---------- Records supplied ----------
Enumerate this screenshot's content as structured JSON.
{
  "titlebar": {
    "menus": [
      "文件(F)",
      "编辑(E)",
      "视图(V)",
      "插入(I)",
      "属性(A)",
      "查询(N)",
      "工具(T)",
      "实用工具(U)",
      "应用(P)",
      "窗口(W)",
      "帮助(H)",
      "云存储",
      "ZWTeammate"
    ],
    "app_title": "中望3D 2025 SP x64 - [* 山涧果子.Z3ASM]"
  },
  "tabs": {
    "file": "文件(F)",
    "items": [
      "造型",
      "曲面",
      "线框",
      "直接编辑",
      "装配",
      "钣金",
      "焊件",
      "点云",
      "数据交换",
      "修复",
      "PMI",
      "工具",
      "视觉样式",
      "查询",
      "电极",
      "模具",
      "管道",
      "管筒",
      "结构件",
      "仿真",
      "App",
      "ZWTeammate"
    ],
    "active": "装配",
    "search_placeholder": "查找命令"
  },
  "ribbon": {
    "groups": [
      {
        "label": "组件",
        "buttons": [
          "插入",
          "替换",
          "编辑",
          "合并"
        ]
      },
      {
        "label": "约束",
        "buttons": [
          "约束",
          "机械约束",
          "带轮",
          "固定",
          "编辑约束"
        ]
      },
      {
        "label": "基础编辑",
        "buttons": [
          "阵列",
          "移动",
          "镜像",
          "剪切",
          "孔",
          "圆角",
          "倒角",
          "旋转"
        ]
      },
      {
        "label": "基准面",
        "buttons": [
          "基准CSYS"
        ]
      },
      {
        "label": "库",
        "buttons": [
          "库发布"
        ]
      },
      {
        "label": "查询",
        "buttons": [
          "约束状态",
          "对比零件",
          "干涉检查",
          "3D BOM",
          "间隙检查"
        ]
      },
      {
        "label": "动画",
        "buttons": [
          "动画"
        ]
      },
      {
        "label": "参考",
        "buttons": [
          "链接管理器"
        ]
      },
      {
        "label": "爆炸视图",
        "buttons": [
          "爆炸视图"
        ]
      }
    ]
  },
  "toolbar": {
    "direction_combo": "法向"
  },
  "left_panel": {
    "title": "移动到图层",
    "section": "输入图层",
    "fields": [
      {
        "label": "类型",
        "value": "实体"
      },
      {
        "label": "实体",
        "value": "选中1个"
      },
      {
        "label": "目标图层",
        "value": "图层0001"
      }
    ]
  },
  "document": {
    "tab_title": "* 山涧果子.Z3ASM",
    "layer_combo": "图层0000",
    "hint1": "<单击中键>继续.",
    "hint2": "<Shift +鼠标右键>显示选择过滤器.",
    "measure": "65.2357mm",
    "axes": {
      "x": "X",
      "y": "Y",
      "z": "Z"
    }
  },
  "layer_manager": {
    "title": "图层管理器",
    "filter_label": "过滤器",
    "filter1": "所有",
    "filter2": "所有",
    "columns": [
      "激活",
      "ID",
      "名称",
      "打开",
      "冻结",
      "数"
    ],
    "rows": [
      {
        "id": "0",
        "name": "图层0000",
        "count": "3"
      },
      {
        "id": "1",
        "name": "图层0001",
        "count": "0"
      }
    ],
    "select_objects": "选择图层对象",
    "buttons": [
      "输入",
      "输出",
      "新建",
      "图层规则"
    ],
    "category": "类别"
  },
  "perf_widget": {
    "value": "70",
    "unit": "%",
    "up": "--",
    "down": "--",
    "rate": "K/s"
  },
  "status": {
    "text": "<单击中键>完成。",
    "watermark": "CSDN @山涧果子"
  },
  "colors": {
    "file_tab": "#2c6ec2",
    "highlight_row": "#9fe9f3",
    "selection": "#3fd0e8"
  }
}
----------
▶ [Work to complete]: Return all the data above once more, precisely as given.

▶ [Result for this exercise]:
Enumerate this screenshot's content as structured JSON.
{
  "titlebar": {
    "menus": [
      "文件(F)",
      "编辑(E)",
      "视图(V)",
      "插入(I)",
      "属性(A)",
      "查询(N)",
      "工具(T)",
      "实用工具(U)",
      "应用(P)",
      "窗口(W)",
      "帮助(H)",
      "云存储",
      "ZWTeammate"
    ],
    "app_title": "中望3D 2025 SP x64 - [* 山涧果子.Z3ASM]"
  },
  "tabs": {
    "file": "文件(F)",
    "items": [
      "造型",
      "曲面",
      "线框",
      "直接编辑",
      "装配",
      "钣金",
      "焊件",
      "点云",
      "数据交换",
      "修复",
      "PMI",
      "工具",
      "视觉样式",
      "查询",
      "电极",
      "模具",
      "管道",
      "管筒",
      "结构件",
      "仿真",
      "App",
      "ZWTeammate"
    ],
    "active": "装配",
    "search_placeholder": "查找命令"
  },
  "ribbon": {
    "groups": [
      {
        "label": "组件",
        "buttons": [
          "插入",
          "替换",
          "编辑",
          "合并"
        ]
      },
      {
        "label": "约束",
        "buttons": [
          "约束",
          "机械约束",
          "带轮",
          "固定",
          "编辑约束"
        ]
      },
      {
        "label": "基础编辑",
        "buttons": [
          "阵列",
          "移动",
          "镜像",
          "剪切",
          "孔",
          "圆角",
          "倒角",
          "旋转"
        ]
      },
      {
        "label": "基准面",
        "buttons": [
          "基准CSYS"
        ]
      },
      {
        "label": "库",
        "buttons": [
          "库发布"
        ]
      },
      {
        "label": "查询",
        "buttons": [
          "约束状态",
          "对比零件",
          "干涉检查",
          "3D BOM",
          "间隙检查"
        ]
      },
      {
        "label": "动画",
        "buttons": [
          "动画"
        ]
      },
      {
        "label": "参考",
        "buttons": [
          "链接管理器"
        ]
      },
      {
        "label": "爆炸视图",
        "buttons": [
          "爆炸视图"
        ]
      }
    ]
  },
  "toolbar": {
    "direction_combo": "法向"
  },
  "left_panel": {
    "title": "移动到图层",
    "section": "输入图层",
    "fields": [
      {
        "label": "类型",
        "value": "实体"
      },
      {
        "label": "实体",
        "value": "选中1个"
      },
      {
        "label": "目标图层",
        "value": "图层0001"
      }
    ]
  },
  "document": {
    "tab_title": "* 山涧果子.Z3ASM",
    "layer_combo": "图层0000",
    "hint1": "<单击中键>继续.",
    "hint2": "<Shift +鼠标右键>显示选择过滤器.",
    "measure": "65.2357mm",
    "axes": {
      "x": "X",
      "y": "Y",
      "z": "Z"
    }
  },
  "layer_manager": {
    "title": "图层管理器",
    "filter_label": "过滤器",
    "filter1": "所有",
    "filter2": "所有",
    "columns": [
      "激活",
      "ID",
      "名称",
      "打开",
      "冻结",
      "数"
    ],
    "rows": [
      {
        "id": "0",
        "name": "图层0000",
        "count": "3"
      },
      {
        "id": "1",
        "name": "图层0001",
        "count": "0"
      }
    ],
    "select_objects": "选择图层对象",
    "buttons": [
      "输入",
      "输出",
      "新建",
      "图层规则"
    ],
    "category": "类别"
  },
  "perf_widget": {
    "value": "70",
    "unit": "%",
    "up": "--",
    "down": "--",
    "rate": "K/s"
  },
  "status": {
    "text": "<单击中键>完成。",
    "watermark": "CSDN @山涧果子"
  },
  "colors": {
    "file_tab": "#2c6ec2",
    "highlight_row": "#9fe9f3",
    "selection": "#3fd0e8"
  }
}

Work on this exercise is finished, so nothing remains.